*SUPPLIED MATERIAL*
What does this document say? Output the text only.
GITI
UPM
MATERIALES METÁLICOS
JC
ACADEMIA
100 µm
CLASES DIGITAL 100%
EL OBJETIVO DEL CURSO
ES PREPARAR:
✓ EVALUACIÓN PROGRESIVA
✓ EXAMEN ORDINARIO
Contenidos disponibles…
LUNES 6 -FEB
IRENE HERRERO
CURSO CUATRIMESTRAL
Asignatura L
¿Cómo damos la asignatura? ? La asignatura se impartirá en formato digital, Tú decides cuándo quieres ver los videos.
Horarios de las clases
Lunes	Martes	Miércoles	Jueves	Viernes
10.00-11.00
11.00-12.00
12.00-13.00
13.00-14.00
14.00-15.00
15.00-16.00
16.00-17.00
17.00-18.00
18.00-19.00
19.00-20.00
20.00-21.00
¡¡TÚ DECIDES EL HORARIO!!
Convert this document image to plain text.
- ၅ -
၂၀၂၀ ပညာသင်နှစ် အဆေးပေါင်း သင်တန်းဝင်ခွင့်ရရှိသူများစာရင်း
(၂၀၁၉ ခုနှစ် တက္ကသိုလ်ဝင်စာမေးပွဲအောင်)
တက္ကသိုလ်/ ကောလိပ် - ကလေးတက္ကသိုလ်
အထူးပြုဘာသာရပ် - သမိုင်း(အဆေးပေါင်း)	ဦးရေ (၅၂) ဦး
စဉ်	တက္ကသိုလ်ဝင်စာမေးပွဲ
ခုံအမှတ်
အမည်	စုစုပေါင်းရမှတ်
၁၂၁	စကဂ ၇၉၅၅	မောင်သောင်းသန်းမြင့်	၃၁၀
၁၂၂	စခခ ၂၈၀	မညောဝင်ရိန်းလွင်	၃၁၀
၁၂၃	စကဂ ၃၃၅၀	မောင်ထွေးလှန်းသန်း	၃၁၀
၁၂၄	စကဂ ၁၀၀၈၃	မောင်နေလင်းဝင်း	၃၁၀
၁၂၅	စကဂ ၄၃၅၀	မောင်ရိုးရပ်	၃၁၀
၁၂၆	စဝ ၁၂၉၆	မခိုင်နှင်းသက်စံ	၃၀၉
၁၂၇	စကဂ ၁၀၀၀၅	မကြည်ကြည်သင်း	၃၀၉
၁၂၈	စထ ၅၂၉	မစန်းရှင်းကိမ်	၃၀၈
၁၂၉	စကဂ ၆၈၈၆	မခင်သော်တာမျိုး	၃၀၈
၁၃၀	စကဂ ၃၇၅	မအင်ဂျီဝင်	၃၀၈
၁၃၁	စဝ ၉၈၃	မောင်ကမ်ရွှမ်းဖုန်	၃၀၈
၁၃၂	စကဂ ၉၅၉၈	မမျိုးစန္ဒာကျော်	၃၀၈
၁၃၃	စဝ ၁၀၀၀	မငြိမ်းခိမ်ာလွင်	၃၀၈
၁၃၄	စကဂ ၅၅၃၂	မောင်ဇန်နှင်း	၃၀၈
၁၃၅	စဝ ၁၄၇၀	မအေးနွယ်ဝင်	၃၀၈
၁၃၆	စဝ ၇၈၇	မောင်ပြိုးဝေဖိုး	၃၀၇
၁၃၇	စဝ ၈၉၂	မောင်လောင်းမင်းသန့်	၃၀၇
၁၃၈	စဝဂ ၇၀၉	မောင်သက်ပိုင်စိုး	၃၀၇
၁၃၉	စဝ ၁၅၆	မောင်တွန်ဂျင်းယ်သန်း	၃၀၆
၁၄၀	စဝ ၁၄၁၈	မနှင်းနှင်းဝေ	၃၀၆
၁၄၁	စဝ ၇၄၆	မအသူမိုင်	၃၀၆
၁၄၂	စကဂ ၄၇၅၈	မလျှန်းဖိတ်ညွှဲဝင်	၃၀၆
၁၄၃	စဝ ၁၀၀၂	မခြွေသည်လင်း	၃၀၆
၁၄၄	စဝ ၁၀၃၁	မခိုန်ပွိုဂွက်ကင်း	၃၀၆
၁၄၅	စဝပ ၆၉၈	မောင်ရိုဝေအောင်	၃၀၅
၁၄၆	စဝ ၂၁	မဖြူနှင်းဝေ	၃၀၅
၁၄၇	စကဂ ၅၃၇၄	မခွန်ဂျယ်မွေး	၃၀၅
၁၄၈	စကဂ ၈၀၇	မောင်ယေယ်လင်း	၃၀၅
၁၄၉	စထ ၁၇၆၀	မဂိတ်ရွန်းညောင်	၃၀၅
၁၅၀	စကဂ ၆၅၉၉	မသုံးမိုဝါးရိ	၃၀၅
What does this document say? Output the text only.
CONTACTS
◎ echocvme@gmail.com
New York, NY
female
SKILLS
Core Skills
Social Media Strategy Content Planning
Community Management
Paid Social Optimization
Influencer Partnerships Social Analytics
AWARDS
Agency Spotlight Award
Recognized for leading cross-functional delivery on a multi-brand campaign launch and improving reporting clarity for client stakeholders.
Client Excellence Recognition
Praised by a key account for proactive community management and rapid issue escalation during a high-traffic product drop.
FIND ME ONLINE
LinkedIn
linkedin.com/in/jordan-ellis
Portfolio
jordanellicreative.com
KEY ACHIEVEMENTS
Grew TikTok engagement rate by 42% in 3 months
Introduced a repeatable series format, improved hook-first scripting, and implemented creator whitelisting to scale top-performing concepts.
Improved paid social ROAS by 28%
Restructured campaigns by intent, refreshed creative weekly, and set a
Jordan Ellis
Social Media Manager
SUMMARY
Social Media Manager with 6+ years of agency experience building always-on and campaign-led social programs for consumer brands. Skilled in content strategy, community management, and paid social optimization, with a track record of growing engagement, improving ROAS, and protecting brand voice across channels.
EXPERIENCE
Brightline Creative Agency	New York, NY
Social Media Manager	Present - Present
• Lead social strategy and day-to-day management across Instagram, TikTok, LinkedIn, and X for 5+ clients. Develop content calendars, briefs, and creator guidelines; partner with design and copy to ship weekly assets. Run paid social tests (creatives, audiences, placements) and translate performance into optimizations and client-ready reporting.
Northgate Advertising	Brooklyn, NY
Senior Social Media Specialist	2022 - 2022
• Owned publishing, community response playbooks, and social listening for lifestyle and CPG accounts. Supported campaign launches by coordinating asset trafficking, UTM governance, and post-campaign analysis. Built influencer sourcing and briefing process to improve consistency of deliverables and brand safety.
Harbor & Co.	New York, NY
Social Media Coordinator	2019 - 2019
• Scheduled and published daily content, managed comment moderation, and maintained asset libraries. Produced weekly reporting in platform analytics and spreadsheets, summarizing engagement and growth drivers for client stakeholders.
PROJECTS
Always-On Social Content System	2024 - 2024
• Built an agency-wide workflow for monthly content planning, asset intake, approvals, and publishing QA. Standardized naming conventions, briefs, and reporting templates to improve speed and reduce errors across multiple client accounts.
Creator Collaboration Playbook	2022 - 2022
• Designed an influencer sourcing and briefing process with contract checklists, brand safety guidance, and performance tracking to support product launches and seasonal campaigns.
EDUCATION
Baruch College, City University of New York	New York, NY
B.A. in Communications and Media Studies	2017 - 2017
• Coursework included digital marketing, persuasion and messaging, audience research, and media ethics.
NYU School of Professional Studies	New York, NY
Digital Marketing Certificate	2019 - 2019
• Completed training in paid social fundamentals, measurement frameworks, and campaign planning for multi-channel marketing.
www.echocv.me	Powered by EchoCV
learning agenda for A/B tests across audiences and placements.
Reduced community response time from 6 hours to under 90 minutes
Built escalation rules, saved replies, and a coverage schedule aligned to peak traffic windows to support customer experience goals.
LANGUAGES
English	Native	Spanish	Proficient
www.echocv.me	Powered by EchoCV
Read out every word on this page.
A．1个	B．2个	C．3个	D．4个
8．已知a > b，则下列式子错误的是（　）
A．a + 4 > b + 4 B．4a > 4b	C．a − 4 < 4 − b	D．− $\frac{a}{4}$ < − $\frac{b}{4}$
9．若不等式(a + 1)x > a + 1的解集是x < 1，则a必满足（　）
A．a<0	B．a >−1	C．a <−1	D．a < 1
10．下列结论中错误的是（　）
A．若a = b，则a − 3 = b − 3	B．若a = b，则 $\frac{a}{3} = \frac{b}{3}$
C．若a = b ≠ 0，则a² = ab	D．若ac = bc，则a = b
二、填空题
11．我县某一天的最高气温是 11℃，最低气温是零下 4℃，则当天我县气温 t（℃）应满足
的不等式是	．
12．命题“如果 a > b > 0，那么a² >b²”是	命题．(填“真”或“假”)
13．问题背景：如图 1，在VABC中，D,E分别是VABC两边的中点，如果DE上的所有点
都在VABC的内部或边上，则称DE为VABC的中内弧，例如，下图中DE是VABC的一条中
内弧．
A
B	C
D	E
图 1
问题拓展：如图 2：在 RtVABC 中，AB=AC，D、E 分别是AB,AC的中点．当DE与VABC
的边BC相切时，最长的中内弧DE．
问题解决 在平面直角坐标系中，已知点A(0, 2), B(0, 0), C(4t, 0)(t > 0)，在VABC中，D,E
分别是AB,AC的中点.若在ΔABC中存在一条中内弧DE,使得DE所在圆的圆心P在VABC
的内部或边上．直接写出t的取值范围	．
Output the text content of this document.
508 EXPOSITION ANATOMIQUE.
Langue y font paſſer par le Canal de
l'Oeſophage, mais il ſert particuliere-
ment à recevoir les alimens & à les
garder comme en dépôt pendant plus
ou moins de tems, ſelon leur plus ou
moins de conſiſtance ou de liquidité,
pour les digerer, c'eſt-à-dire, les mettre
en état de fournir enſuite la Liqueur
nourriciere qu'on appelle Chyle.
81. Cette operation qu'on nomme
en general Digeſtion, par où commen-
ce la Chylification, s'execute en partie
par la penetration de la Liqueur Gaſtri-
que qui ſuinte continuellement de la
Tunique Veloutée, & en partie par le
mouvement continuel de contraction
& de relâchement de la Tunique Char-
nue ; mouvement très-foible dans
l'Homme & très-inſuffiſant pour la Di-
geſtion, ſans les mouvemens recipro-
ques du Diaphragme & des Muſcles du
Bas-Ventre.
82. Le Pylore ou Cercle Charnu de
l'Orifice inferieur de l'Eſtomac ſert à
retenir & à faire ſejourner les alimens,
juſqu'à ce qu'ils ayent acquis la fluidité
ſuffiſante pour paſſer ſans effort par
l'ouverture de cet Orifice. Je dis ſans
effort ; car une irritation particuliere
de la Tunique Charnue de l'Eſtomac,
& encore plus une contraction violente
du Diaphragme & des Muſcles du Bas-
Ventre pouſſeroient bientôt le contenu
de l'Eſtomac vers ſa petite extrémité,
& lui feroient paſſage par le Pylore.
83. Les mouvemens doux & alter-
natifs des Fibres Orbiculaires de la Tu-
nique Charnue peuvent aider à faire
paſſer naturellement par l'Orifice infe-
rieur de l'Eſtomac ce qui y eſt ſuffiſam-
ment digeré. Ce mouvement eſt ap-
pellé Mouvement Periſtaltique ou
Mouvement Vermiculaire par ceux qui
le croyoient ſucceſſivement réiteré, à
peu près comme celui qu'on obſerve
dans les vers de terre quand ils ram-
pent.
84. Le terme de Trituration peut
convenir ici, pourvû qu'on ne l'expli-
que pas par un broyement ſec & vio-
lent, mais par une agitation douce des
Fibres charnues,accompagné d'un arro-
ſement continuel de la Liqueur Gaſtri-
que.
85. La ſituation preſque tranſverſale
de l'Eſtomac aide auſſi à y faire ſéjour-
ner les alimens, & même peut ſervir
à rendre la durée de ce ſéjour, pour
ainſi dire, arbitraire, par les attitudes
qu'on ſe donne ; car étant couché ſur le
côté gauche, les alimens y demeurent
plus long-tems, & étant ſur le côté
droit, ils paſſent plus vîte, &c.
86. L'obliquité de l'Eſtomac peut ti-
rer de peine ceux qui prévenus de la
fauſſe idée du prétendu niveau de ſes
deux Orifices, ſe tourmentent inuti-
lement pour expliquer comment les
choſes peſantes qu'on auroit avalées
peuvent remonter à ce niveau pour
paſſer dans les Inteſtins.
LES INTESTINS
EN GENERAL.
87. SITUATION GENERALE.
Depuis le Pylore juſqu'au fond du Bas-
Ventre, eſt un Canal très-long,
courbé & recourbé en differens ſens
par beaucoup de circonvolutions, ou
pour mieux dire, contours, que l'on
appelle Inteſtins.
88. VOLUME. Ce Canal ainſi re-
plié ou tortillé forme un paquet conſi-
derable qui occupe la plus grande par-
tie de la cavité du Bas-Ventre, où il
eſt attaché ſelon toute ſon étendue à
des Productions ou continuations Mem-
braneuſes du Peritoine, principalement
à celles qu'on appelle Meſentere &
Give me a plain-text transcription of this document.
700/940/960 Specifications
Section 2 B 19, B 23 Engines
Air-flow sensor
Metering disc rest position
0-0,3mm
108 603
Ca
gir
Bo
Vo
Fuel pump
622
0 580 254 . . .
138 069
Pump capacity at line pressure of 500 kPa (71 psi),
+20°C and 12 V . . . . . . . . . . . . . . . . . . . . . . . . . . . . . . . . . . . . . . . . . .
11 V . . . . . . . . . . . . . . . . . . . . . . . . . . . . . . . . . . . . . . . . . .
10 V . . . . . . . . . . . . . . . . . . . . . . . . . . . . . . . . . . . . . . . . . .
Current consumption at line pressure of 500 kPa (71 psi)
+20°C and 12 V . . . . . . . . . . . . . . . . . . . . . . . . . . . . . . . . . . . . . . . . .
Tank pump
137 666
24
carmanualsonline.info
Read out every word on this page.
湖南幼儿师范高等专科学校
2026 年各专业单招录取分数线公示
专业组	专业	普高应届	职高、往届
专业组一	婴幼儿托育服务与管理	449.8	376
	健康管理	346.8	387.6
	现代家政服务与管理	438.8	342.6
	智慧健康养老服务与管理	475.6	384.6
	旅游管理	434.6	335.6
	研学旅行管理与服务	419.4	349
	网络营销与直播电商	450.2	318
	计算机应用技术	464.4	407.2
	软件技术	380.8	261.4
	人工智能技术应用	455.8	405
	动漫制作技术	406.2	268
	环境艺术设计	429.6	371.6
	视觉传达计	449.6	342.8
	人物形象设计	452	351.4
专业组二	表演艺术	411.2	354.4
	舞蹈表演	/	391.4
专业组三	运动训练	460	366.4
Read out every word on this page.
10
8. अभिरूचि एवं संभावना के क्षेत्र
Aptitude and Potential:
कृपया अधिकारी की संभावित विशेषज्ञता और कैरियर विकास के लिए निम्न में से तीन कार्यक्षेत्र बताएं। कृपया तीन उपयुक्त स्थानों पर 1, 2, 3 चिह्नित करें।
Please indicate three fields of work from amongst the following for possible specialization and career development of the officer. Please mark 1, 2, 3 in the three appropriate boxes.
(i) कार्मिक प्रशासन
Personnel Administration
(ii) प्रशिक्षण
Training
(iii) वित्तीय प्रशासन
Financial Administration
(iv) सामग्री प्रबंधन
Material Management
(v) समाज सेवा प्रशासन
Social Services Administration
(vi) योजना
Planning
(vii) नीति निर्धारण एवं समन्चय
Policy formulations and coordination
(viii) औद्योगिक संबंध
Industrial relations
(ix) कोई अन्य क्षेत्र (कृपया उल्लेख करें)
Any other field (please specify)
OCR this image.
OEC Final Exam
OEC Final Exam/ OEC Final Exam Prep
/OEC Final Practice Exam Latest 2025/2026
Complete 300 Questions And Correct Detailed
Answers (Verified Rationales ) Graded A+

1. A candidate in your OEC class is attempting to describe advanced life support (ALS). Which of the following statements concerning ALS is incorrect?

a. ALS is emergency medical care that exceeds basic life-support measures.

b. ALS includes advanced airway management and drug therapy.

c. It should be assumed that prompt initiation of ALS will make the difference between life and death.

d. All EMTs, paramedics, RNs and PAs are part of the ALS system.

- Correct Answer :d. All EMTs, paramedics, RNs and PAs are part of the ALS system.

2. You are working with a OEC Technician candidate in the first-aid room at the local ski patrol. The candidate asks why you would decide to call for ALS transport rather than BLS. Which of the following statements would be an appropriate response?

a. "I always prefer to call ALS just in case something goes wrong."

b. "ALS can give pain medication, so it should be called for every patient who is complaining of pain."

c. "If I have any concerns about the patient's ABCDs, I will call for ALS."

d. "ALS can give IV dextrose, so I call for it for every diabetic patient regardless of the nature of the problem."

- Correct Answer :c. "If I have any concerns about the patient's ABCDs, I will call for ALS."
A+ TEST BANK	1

*WHAT YOU WILL DO*
From the data above, show each line that contains "comment".

*FULL ANSWER*
• Scheduled and published daily content, managed comment moderation, and maintained asset libraries. Produced weekly reporting in platform analytics and spreadsheets, summarizing engagement and growth drivers for client stakeholders.
lement pour expliquer comment les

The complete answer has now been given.